→ **Problem description**
Reproduce each line that includes the word "GBPJPY".

→ **Supplied information**
+ + + +

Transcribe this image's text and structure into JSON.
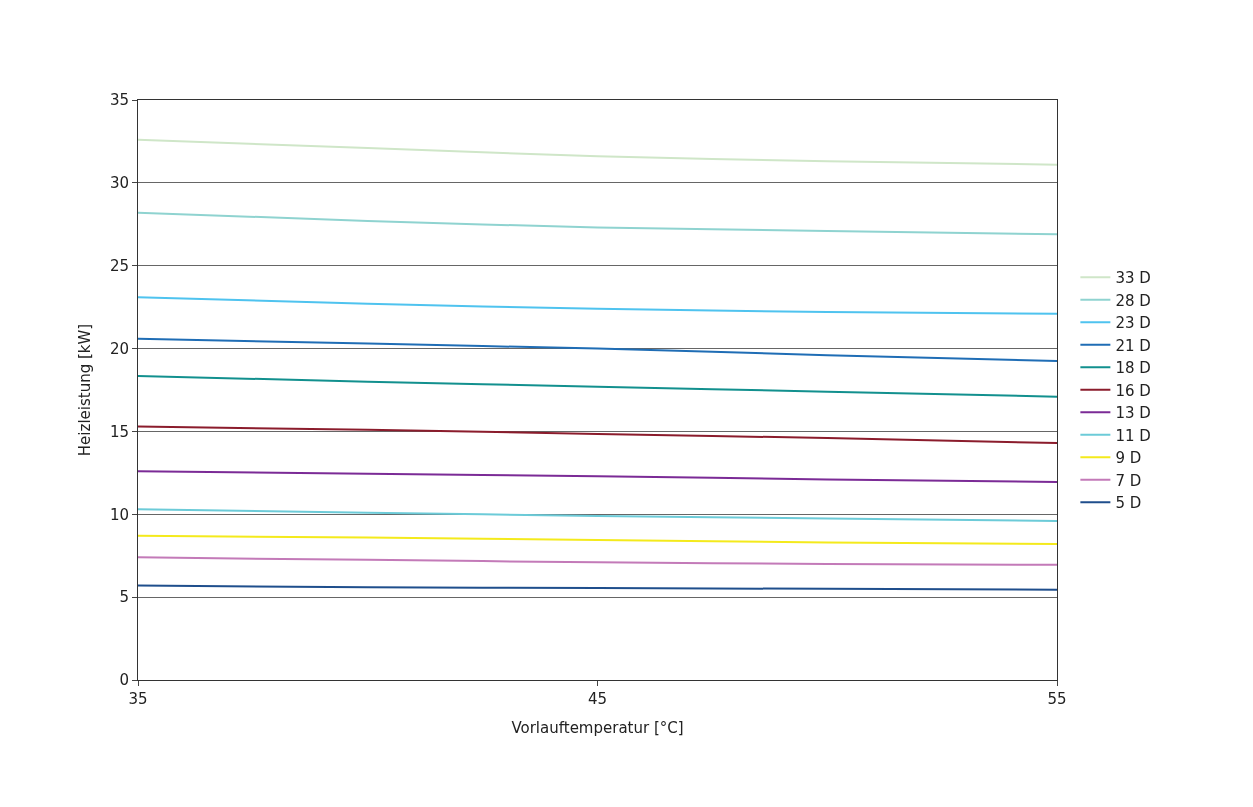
{
  "chart_data": {
    "type": "line",
    "xlabel": "Vorlauftemperatur [°C]",
    "ylabel": "Heizleistung [kW]",
    "x": [
      35,
      40,
      45,
      50,
      55
    ],
    "xlim": [
      35,
      55
    ],
    "xticks": [
      35,
      45,
      55
    ],
    "ylim": [
      0,
      35
    ],
    "yticks": [
      0,
      5,
      10,
      15,
      20,
      25,
      30,
      35
    ],
    "grid": "y",
    "legend": "right",
    "line_style": "solid",
    "series": [
      {
        "name": "33 D",
        "color": "#cfe6c8",
        "values": [
          32.6,
          32.1,
          31.6,
          31.3,
          31.1
        ]
      },
      {
        "name": "28 D",
        "color": "#8fd3d0",
        "values": [
          28.2,
          27.7,
          27.3,
          27.1,
          26.9
        ]
      },
      {
        "name": "23 D",
        "color": "#4fc3ef",
        "values": [
          23.1,
          22.7,
          22.4,
          22.2,
          22.1
        ]
      },
      {
        "name": "21 D",
        "color": "#1f6db5",
        "values": [
          20.6,
          20.3,
          20.0,
          19.6,
          19.25
        ]
      },
      {
        "name": "18 D",
        "color": "#12908e",
        "values": [
          18.35,
          18.0,
          17.7,
          17.4,
          17.1
        ]
      },
      {
        "name": "16 D",
        "color": "#8b1c2c",
        "values": [
          15.3,
          15.1,
          14.85,
          14.6,
          14.3
        ]
      },
      {
        "name": "13 D",
        "color": "#7b2b96",
        "values": [
          12.6,
          12.45,
          12.3,
          12.1,
          11.95
        ]
      },
      {
        "name": "11 D",
        "color": "#6ccbd8",
        "values": [
          10.3,
          10.1,
          9.9,
          9.75,
          9.6
        ]
      },
      {
        "name": "9 D",
        "color": "#f4ea1c",
        "values": [
          8.7,
          8.6,
          8.45,
          8.3,
          8.2
        ]
      },
      {
        "name": "7 D",
        "color": "#c37ab8",
        "values": [
          7.4,
          7.25,
          7.1,
          7.0,
          6.95
        ]
      },
      {
        "name": "5 D",
        "color": "#1f4e8c",
        "values": [
          5.7,
          5.6,
          5.55,
          5.5,
          5.45
        ]
      }
    ]
  }
}
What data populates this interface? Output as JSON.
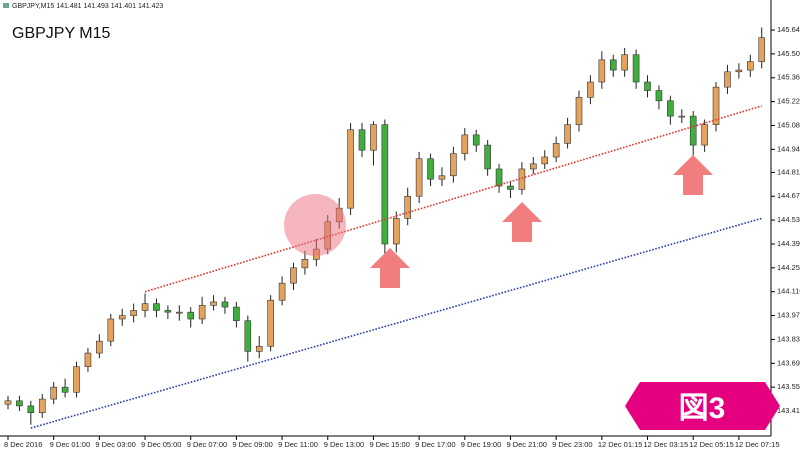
{
  "chart_data": {
    "type": "candlestick",
    "header": "GBPJPY,M15  141.481 141.493 141.401 141.423",
    "title": "GBPJPY M15",
    "badge": "図3",
    "up_color": "#e3a25e",
    "down_color": "#3fae3f",
    "categories": [
      "8 Dec 2016",
      null,
      null,
      null,
      "9 Dec 01:00",
      null,
      null,
      null,
      "9 Dec 03:00",
      null,
      null,
      null,
      "9 Dec 05:00",
      null,
      null,
      null,
      "9 Dec 07:00",
      null,
      null,
      null,
      "9 Dec 09:00",
      null,
      null,
      null,
      "9 Dec 11:00",
      null,
      null,
      null,
      "9 Dec 13:00",
      null,
      null,
      null,
      "9 Dec 15:00",
      null,
      null,
      null,
      "9 Dec 17:00",
      null,
      null,
      null,
      "9 Dec 19:00",
      null,
      null,
      null,
      "9 Dec 21:00",
      null,
      null,
      null,
      "9 Dec 23:00",
      null,
      null,
      null,
      "12 Dec 01:15",
      null,
      null,
      null,
      "12 Dec 03:15",
      null,
      null,
      null,
      "12 Dec 05:15",
      null,
      null,
      null,
      "12 Dec 07:15",
      null,
      null
    ],
    "open": [
      143.45,
      143.47,
      143.44,
      143.4,
      143.48,
      143.55,
      143.52,
      143.67,
      143.75,
      143.82,
      143.95,
      143.97,
      144.0,
      144.04,
      144.0,
      143.99,
      143.99,
      143.95,
      144.03,
      144.05,
      144.02,
      143.94,
      143.76,
      143.79,
      144.06,
      144.16,
      144.25,
      144.3,
      144.36,
      144.52,
      144.6,
      145.06,
      144.94,
      145.09,
      144.39,
      144.54,
      144.67,
      144.89,
      144.77,
      144.79,
      144.92,
      145.03,
      144.97,
      144.83,
      144.73,
      144.71,
      144.83,
      144.86,
      144.9,
      144.98,
      145.09,
      145.25,
      145.34,
      145.47,
      145.41,
      145.5,
      145.34,
      145.29,
      145.23,
      145.14,
      145.14,
      144.97,
      145.09,
      145.31,
      145.4,
      145.41,
      145.46
    ],
    "high": [
      143.5,
      143.5,
      143.47,
      143.51,
      143.58,
      143.6,
      143.7,
      143.78,
      143.86,
      143.98,
      144.01,
      144.04,
      144.1,
      144.07,
      144.03,
      144.03,
      144.02,
      144.08,
      144.09,
      144.08,
      144.05,
      143.97,
      143.85,
      144.09,
      144.2,
      144.28,
      144.35,
      144.42,
      144.56,
      144.66,
      145.1,
      145.1,
      145.11,
      145.12,
      144.58,
      144.72,
      144.93,
      144.92,
      144.84,
      144.96,
      145.07,
      145.06,
      145.0,
      144.86,
      144.76,
      144.87,
      144.9,
      144.94,
      145.02,
      145.13,
      145.29,
      145.38,
      145.52,
      145.5,
      145.54,
      145.53,
      145.38,
      145.32,
      145.26,
      145.18,
      145.17,
      145.12,
      145.34,
      145.44,
      145.45,
      145.5,
      145.66
    ],
    "low": [
      143.42,
      143.41,
      143.33,
      143.37,
      143.45,
      143.49,
      143.49,
      143.64,
      143.72,
      143.79,
      143.91,
      143.93,
      143.96,
      143.96,
      143.95,
      143.94,
      143.9,
      143.92,
      144.0,
      143.98,
      143.9,
      143.7,
      143.72,
      143.76,
      144.03,
      144.12,
      144.21,
      144.26,
      144.33,
      144.48,
      144.56,
      144.9,
      144.85,
      144.33,
      144.34,
      144.5,
      144.63,
      144.73,
      144.73,
      144.75,
      144.88,
      144.93,
      144.79,
      144.69,
      144.66,
      144.68,
      144.8,
      144.83,
      144.87,
      144.95,
      145.05,
      145.21,
      145.3,
      145.37,
      145.37,
      145.3,
      145.25,
      145.18,
      145.09,
      145.1,
      144.91,
      144.93,
      145.05,
      145.27,
      145.36,
      145.37,
      145.42
    ],
    "close": [
      143.47,
      143.44,
      143.4,
      143.48,
      143.55,
      143.52,
      143.67,
      143.75,
      143.82,
      143.95,
      143.97,
      144.0,
      144.04,
      144.0,
      143.99,
      143.99,
      143.95,
      144.03,
      144.05,
      144.02,
      143.94,
      143.76,
      143.79,
      144.06,
      144.16,
      144.25,
      144.3,
      144.36,
      144.52,
      144.6,
      145.06,
      144.94,
      145.09,
      144.39,
      144.54,
      144.67,
      144.89,
      144.77,
      144.79,
      144.92,
      145.03,
      144.97,
      144.83,
      144.73,
      144.71,
      144.83,
      144.86,
      144.9,
      144.98,
      145.09,
      145.25,
      145.34,
      145.47,
      145.41,
      145.5,
      145.34,
      145.29,
      145.23,
      145.14,
      145.14,
      144.97,
      145.09,
      145.31,
      145.4,
      145.41,
      145.46,
      145.6
    ],
    "trendlines": [
      {
        "color": "#e8312a",
        "from": [
          12,
          144.11
        ],
        "to": [
          66,
          145.2
        ]
      },
      {
        "color": "#2a3fb0",
        "from": [
          2,
          143.31
        ],
        "to": [
          66,
          144.54
        ]
      }
    ],
    "ylim": [
      143.287,
      145.739
    ],
    "yticks": [
      145.645,
      145.505,
      145.365,
      145.225,
      145.085,
      144.945,
      {
        "value": 144.81,
        "label": "144.810"
      },
      {
        "value": 144.67,
        "label": "144.670"
      },
      {
        "value": 144.53,
        "label": "144.530"
      },
      {
        "value": 144.39,
        "label": "144.390"
      },
      {
        "value": 144.25,
        "label": "144.250"
      },
      {
        "value": 144.11,
        "label": "144.110"
      },
      {
        "value": 143.97,
        "label": "143.970"
      },
      {
        "value": 143.83,
        "label": "143.830"
      },
      {
        "value": 143.69,
        "label": "143.690"
      },
      {
        "value": 143.55,
        "label": "143.550"
      },
      {
        "value": 143.41,
        "label": "143.410"
      }
    ]
  }
}
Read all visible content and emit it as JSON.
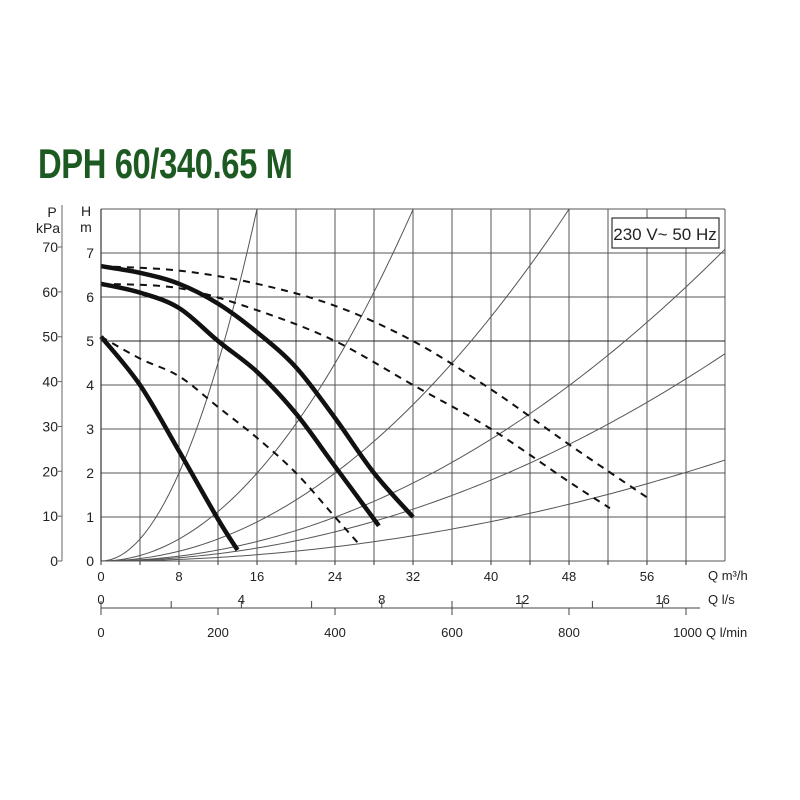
{
  "chart_data": {
    "type": "line",
    "title": "DPH 60/340.65 M",
    "annotation": "230 V~ 50 Hz",
    "grid": true,
    "x": {
      "label": "Q m³/h",
      "range": [
        0,
        64
      ],
      "ticks": [
        0,
        8,
        16,
        24,
        32,
        40,
        48,
        56
      ]
    },
    "x2": {
      "label": "Q l/s",
      "ticks": [
        0,
        4,
        8,
        12,
        16
      ]
    },
    "x3": {
      "label": "Q l/min",
      "ticks": [
        0,
        200,
        400,
        600,
        800,
        1000
      ]
    },
    "y": {
      "label_top": "H",
      "label_unit": "m",
      "range": [
        0,
        8
      ],
      "ticks": [
        0,
        1,
        2,
        3,
        4,
        5,
        6,
        7
      ]
    },
    "y2": {
      "label_top": "P",
      "label_unit": "kPa",
      "ticks": [
        0,
        10,
        20,
        30,
        40,
        50,
        60,
        70
      ]
    },
    "series": [
      {
        "style": "solid-bold",
        "points": [
          [
            0,
            6.7
          ],
          [
            4,
            6.55
          ],
          [
            8,
            6.3
          ],
          [
            12,
            5.85
          ],
          [
            16,
            5.2
          ],
          [
            20,
            4.4
          ],
          [
            24,
            3.25
          ],
          [
            28,
            2.0
          ],
          [
            32,
            1.0
          ]
        ]
      },
      {
        "style": "solid-bold",
        "points": [
          [
            0,
            6.3
          ],
          [
            4,
            6.1
          ],
          [
            8,
            5.75
          ],
          [
            12,
            5.0
          ],
          [
            16,
            4.3
          ],
          [
            20,
            3.35
          ],
          [
            24,
            2.15
          ],
          [
            28.5,
            0.8
          ]
        ]
      },
      {
        "style": "solid-bold",
        "points": [
          [
            0,
            5.1
          ],
          [
            4,
            4.0
          ],
          [
            8,
            2.5
          ],
          [
            12,
            0.95
          ],
          [
            14,
            0.25
          ]
        ]
      },
      {
        "style": "dashed",
        "points": [
          [
            0,
            6.7
          ],
          [
            8,
            6.6
          ],
          [
            16,
            6.3
          ],
          [
            24,
            5.8
          ],
          [
            32,
            5.0
          ],
          [
            40,
            3.9
          ],
          [
            48,
            2.65
          ],
          [
            56.3,
            1.4
          ]
        ]
      },
      {
        "style": "dashed",
        "points": [
          [
            0,
            6.3
          ],
          [
            8,
            6.2
          ],
          [
            16,
            5.7
          ],
          [
            24,
            5.0
          ],
          [
            32,
            4.0
          ],
          [
            40,
            3.0
          ],
          [
            48,
            1.8
          ],
          [
            52.2,
            1.2
          ]
        ]
      },
      {
        "style": "dashed",
        "points": [
          [
            0,
            5.1
          ],
          [
            4,
            4.6
          ],
          [
            8,
            4.2
          ],
          [
            12,
            3.5
          ],
          [
            16,
            2.8
          ],
          [
            20,
            2.0
          ],
          [
            24,
            1.0
          ],
          [
            26.4,
            0.4
          ]
        ]
      }
    ],
    "system_curves_k": [
      0.03125,
      0.0078,
      0.00347,
      0.00173,
      0.00115,
      0.00056
    ]
  }
}
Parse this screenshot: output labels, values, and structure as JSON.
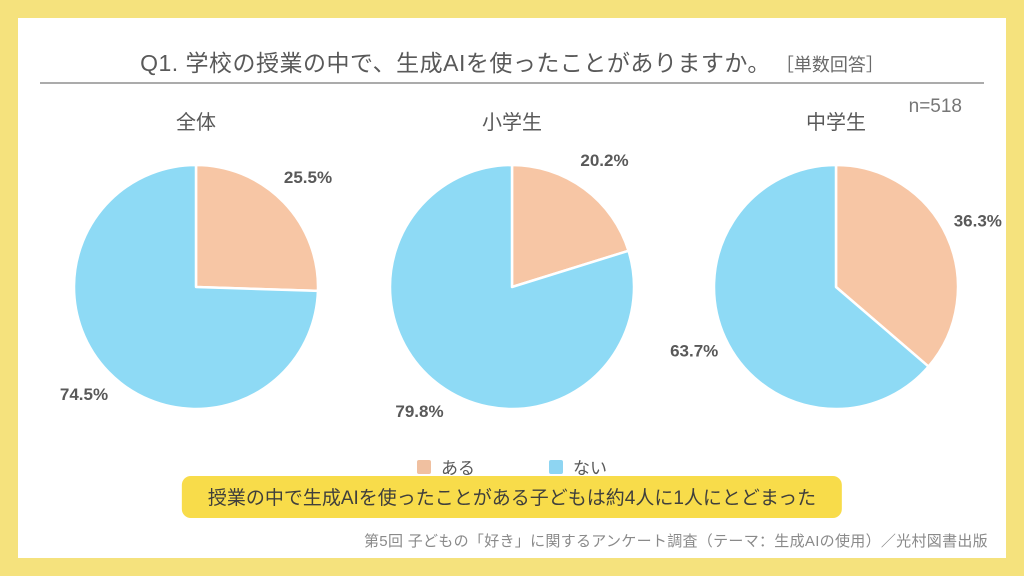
{
  "frame": {
    "border_color": "#f5e27d",
    "panel_background": "#ffffff"
  },
  "header": {
    "title": "Q1. 学校の授業の中で、生成AIを使ったことがありますか。",
    "annotation": "［単数回答］",
    "sample_size": "n=518"
  },
  "chart_data": [
    {
      "type": "pie",
      "title": "全体",
      "labels": [
        "ある",
        "ない"
      ],
      "values": [
        25.5,
        74.5
      ],
      "colors": [
        "#f7c6a5",
        "#8edaf5"
      ],
      "start_angle_deg": 0,
      "direction": "clockwise",
      "value_suffix": "%"
    },
    {
      "type": "pie",
      "title": "小学生",
      "labels": [
        "ある",
        "ない"
      ],
      "values": [
        20.2,
        79.8
      ],
      "colors": [
        "#f7c6a5",
        "#8edaf5"
      ],
      "start_angle_deg": 0,
      "direction": "clockwise",
      "value_suffix": "%"
    },
    {
      "type": "pie",
      "title": "中学生",
      "labels": [
        "ある",
        "ない"
      ],
      "values": [
        36.3,
        63.7
      ],
      "colors": [
        "#f7c6a5",
        "#8edaf5"
      ],
      "start_angle_deg": 0,
      "direction": "clockwise",
      "value_suffix": "%"
    }
  ],
  "legend": {
    "position": "bottom-center",
    "items": [
      {
        "label": "ある",
        "color": "#f0c0a0"
      },
      {
        "label": "ない",
        "color": "#8ed5f2"
      }
    ]
  },
  "callout": {
    "text": "授業の中で生成AIを使ったことがある子どもは約4人に1人にとどまった",
    "background": "#f8dc4a"
  },
  "footer": {
    "source": "第5回 子どもの「好き」に関するアンケート調査（テーマ：生成AIの使用）／光村図書出版"
  }
}
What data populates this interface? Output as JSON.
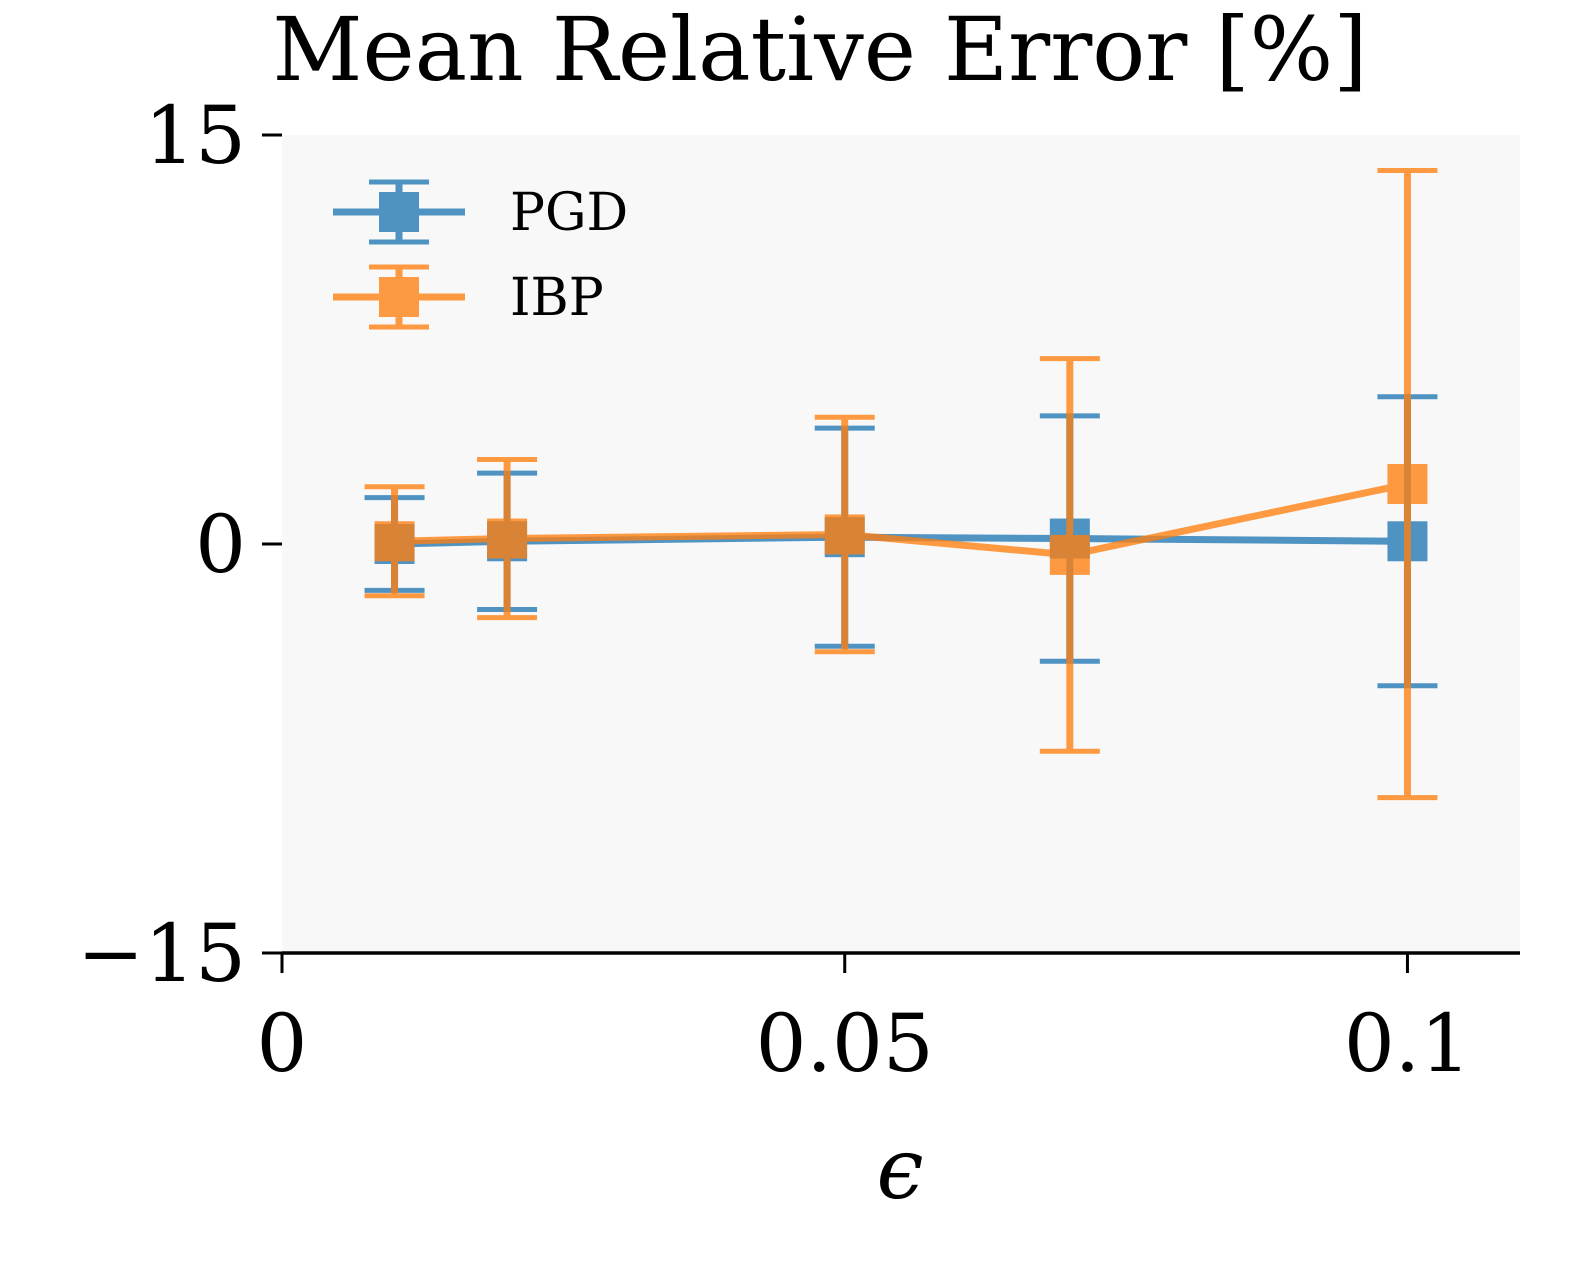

+ + + +

→ **Task response**
    "header": "GBPJPY,M15  141.481 141.493 141.401 141.423",
    "title": "GBPJPY M15",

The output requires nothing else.